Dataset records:
********

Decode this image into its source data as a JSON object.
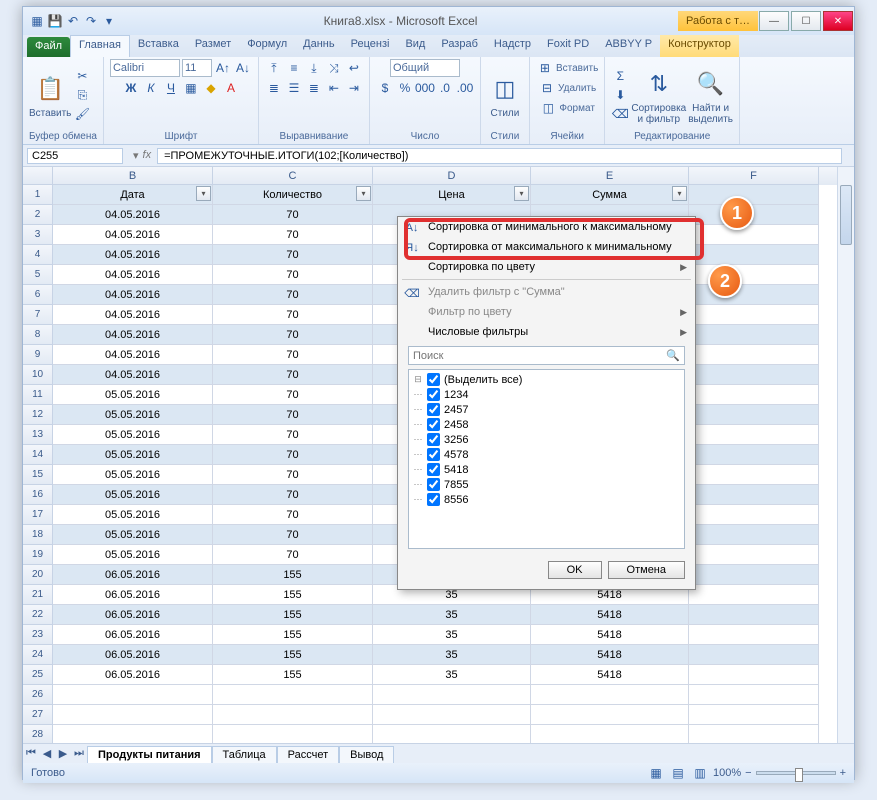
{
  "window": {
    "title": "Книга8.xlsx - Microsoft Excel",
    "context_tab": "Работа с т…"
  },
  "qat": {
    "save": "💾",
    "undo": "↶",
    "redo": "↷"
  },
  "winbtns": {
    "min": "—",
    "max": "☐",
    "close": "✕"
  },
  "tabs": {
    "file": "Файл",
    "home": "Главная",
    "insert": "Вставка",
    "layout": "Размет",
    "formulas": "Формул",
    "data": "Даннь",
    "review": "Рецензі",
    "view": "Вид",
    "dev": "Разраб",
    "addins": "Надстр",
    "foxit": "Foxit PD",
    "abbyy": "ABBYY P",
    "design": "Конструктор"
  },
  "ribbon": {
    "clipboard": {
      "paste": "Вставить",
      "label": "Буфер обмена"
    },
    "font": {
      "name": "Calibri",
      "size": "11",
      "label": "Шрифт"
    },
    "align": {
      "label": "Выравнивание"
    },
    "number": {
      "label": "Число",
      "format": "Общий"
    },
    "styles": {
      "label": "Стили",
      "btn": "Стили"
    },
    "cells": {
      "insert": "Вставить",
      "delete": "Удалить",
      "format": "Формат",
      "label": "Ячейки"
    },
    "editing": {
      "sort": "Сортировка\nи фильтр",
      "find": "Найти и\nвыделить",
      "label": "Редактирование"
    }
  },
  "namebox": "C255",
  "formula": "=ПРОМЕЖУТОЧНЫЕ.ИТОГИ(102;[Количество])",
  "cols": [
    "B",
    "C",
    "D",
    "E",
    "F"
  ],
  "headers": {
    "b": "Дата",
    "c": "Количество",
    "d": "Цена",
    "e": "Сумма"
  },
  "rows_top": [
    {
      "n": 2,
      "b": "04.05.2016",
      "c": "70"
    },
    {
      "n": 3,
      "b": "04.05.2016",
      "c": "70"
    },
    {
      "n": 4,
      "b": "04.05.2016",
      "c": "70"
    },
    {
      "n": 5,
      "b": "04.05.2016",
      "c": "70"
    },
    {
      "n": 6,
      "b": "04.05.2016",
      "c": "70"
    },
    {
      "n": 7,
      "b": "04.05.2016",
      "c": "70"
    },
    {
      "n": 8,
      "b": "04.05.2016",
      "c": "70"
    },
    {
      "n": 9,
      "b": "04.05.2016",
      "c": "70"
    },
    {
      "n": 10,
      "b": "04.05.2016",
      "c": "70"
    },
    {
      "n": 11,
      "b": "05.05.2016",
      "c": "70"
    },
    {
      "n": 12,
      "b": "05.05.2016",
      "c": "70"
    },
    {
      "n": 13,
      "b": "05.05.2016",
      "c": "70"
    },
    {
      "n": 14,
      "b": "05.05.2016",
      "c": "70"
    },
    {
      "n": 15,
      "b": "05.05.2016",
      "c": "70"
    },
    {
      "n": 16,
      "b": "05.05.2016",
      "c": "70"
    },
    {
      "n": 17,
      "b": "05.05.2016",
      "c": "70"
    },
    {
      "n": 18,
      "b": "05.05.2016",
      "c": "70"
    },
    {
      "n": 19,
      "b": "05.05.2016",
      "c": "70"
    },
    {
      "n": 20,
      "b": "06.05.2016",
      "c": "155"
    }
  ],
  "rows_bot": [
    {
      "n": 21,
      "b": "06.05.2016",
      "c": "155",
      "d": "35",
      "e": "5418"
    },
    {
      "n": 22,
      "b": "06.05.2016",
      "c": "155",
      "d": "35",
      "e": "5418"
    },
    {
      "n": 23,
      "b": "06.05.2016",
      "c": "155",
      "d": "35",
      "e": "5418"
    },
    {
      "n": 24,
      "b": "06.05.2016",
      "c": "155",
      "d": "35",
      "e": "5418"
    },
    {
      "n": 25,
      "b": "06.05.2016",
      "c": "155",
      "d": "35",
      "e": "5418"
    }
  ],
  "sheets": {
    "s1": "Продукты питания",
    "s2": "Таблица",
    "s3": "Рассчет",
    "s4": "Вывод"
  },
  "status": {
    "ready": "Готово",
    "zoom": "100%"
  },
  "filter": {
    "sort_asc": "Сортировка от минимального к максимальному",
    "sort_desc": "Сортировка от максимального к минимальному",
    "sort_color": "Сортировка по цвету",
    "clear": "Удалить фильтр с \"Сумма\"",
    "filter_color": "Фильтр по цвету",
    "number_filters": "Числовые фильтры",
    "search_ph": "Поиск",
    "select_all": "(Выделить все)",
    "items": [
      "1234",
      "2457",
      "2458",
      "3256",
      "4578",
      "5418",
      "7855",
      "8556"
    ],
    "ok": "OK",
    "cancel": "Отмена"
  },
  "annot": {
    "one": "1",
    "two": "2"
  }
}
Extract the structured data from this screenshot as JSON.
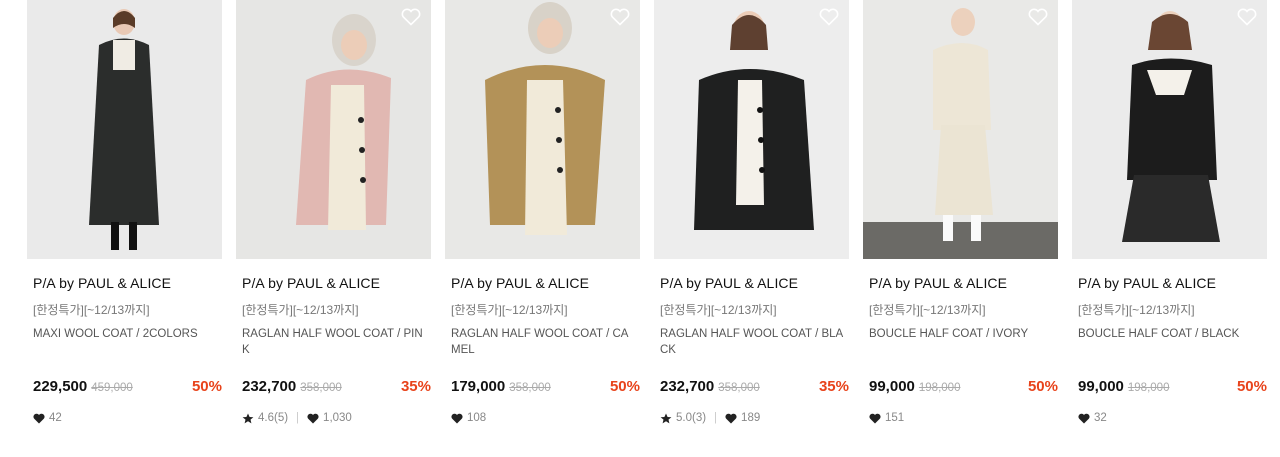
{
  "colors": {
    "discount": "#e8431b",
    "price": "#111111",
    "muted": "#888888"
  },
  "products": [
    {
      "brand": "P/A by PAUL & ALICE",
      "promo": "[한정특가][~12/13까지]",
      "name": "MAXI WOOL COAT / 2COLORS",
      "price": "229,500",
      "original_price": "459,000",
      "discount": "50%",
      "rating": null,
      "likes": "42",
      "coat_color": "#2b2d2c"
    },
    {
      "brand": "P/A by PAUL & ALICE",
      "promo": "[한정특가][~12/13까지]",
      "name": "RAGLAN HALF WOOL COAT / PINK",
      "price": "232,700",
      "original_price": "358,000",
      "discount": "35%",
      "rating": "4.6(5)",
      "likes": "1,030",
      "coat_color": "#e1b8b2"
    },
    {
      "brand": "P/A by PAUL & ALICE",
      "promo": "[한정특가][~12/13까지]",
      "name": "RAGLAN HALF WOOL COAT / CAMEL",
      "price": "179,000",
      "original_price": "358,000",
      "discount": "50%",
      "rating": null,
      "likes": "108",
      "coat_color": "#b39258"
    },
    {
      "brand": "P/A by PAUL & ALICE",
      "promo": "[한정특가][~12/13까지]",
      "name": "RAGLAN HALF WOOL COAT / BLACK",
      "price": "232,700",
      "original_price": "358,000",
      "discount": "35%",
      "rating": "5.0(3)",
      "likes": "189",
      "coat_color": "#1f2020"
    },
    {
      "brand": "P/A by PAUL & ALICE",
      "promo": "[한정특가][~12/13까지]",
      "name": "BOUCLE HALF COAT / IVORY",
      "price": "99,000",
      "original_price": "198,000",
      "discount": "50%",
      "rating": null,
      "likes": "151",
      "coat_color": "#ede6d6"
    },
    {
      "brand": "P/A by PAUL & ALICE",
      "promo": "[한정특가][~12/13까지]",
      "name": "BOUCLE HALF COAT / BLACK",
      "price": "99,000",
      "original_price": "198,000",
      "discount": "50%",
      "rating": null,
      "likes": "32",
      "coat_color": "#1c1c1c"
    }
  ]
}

********

Copy out all the records exactly, excluding pictures.

#### Correct output
Decode this image into its source data as a JSON object.
{
  "window": {
    "title": "Книга8.xlsx - Microsoft Excel",
    "context_tab": "Работа с т…"
  },
  "qat": {
    "save": "💾",
    "undo": "↶",
    "redo": "↷"
  },
  "winbtns": {
    "min": "—",
    "max": "☐",
    "close": "✕"
  },
  "tabs": {
    "file": "Файл",
    "home": "Главная",
    "insert": "Вставка",
    "layout": "Размет",
    "formulas": "Формул",
    "data": "Даннь",
    "review": "Рецензі",
    "view": "Вид",
    "dev": "Разраб",
    "addins": "Надстр",
    "foxit": "Foxit PD",
    "abbyy": "ABBYY P",
    "design": "Конструктор"
  },
  "ribbon": {
    "clipboard": {
      "paste": "Вставить",
      "label": "Буфер обмена"
    },
    "font": {
      "name": "Calibri",
      "size": "11",
      "label": "Шрифт"
    },
    "align": {
      "label": "Выравнивание"
    },
    "number": {
      "label": "Число",
      "format": "Общий"
    },
    "styles": {
      "label": "Стили",
      "btn": "Стили"
    },
    "cells": {
      "insert": "Вставить",
      "delete": "Удалить",
      "format": "Формат",
      "label": "Ячейки"
    },
    "editing": {
      "sort": "Сортировка\nи фильтр",
      "find": "Найти и\nвыделить",
      "label": "Редактирование"
    }
  },
  "namebox": "C255",
  "formula": "=ПРОМЕЖУТОЧНЫЕ.ИТОГИ(102;[Количество])",
  "cols": [
    "B",
    "C",
    "D",
    "E",
    "F"
  ],
  "headers": {
    "b": "Дата",
    "c": "Количество",
    "d": "Цена",
    "e": "Сумма"
  },
  "rows_top": [
    {
      "n": 2,
      "b": "04.05.2016",
      "c": "70"
    },
    {
      "n": 3,
      "b": "04.05.2016",
      "c": "70"
    },
    {
      "n": 4,
      "b": "04.05.2016",
      "c": "70"
    },
    {
      "n": 5,
      "b": "04.05.2016",
      "c": "70"
    },
    {
      "n": 6,
      "b": "04.05.2016",
      "c": "70"
    },
    {
      "n": 7,
      "b": "04.05.2016",
      "c": "70"
    },
    {
      "n": 8,
      "b": "04.05.2016",
      "c": "70"
    },
    {
      "n": 9,
      "b": "04.05.2016",
      "c": "70"
    },
    {
      "n": 10,
      "b": "04.05.2016",
      "c": "70"
    },
    {
      "n": 11,
      "b": "05.05.2016",
      "c": "70"
    },
    {
      "n": 12,
      "b": "05.05.2016",
      "c": "70"
    },
    {
      "n": 13,
      "b": "05.05.2016",
      "c": "70"
    },
    {
      "n": 14,
      "b": "05.05.2016",
      "c": "70"
    },
    {
      "n": 15,
      "b": "05.05.2016",
      "c": "70"
    },
    {
      "n": 16,
      "b": "05.05.2016",
      "c": "70"
    },
    {
      "n": 17,
      "b": "05.05.2016",
      "c": "70"
    },
    {
      "n": 18,
      "b": "05.05.2016",
      "c": "70"
    },
    {
      "n": 19,
      "b": "05.05.2016",
      "c": "70"
    },
    {
      "n": 20,
      "b": "06.05.2016",
      "c": "155"
    }
  ],
  "rows_bot": [
    {
      "n": 21,
      "b": "06.05.2016",
      "c": "155",
      "d": "35",
      "e": "5418"
    },
    {
      "n": 22,
      "b": "06.05.2016",
      "c": "155",
      "d": "35",
      "e": "5418"
    },
    {
      "n": 23,
      "b": "06.05.2016",
      "c": "155",
      "d": "35",
      "e": "5418"
    },
    {
      "n": 24,
      "b": "06.05.2016",
      "c": "155",
      "d": "35",
      "e": "5418"
    },
    {
      "n": 25,
      "b": "06.05.2016",
      "c": "155",
      "d": "35",
      "e": "5418"
    }
  ],
  "sheets": {
    "s1": "Продукты питания",
    "s2": "Таблица",
    "s3": "Рассчет",
    "s4": "Вывод"
  },
  "status": {
    "ready": "Готово",
    "zoom": "100%"
  },
  "filter": {
    "sort_asc": "Сортировка от минимального к максимальному",
    "sort_desc": "Сортировка от максимального к минимальному",
    "sort_color": "Сортировка по цвету",
    "clear": "Удалить фильтр с \"Сумма\"",
    "filter_color": "Фильтр по цвету",
    "number_filters": "Числовые фильтры",
    "search_ph": "Поиск",
    "select_all": "(Выделить все)",
    "items": [
      "1234",
      "2457",
      "2458",
      "3256",
      "4578",
      "5418",
      "7855",
      "8556"
    ],
    "ok": "OK",
    "cancel": "Отмена"
  },
  "annot": {
    "one": "1",
    "two": "2"
  }
}
Extract the structured data from this screenshot as JSON.
{
  "colors": {
    "discount": "#e8431b",
    "price": "#111111",
    "muted": "#888888"
  },
  "products": [
    {
      "brand": "P/A by PAUL & ALICE",
      "promo": "[한정특가][~12/13까지]",
      "name": "MAXI WOOL COAT / 2COLORS",
      "price": "229,500",
      "original_price": "459,000",
      "discount": "50%",
      "rating": null,
      "likes": "42",
      "coat_color": "#2b2d2c"
    },
    {
      "brand": "P/A by PAUL & ALICE",
      "promo": "[한정특가][~12/13까지]",
      "name": "RAGLAN HALF WOOL COAT / PINK",
      "price": "232,700",
      "original_price": "358,000",
      "discount": "35%",
      "rating": "4.6(5)",
      "likes": "1,030",
      "coat_color": "#e1b8b2"
    },
    {
      "brand": "P/A by PAUL & ALICE",
      "promo": "[한정특가][~12/13까지]",
      "name": "RAGLAN HALF WOOL COAT / CAMEL",
      "price": "179,000",
      "original_price": "358,000",
      "discount": "50%",
      "rating": null,
      "likes": "108",
      "coat_color": "#b39258"
    },
    {
      "brand": "P/A by PAUL & ALICE",
      "promo": "[한정특가][~12/13까지]",
      "name": "RAGLAN HALF WOOL COAT / BLACK",
      "price": "232,700",
      "original_price": "358,000",
      "discount": "35%",
      "rating": "5.0(3)",
      "likes": "189",
      "coat_color": "#1f2020"
    },
    {
      "brand": "P/A by PAUL & ALICE",
      "promo": "[한정특가][~12/13까지]",
      "name": "BOUCLE HALF COAT / IVORY",
      "price": "99,000",
      "original_price": "198,000",
      "discount": "50%",
      "rating": null,
      "likes": "151",
      "coat_color": "#ede6d6"
    },
    {
      "brand": "P/A by PAUL & ALICE",
      "promo": "[한정특가][~12/13까지]",
      "name": "BOUCLE HALF COAT / BLACK",
      "price": "99,000",
      "original_price": "198,000",
      "discount": "50%",
      "rating": null,
      "likes": "32",
      "coat_color": "#1c1c1c"
    }
  ]
}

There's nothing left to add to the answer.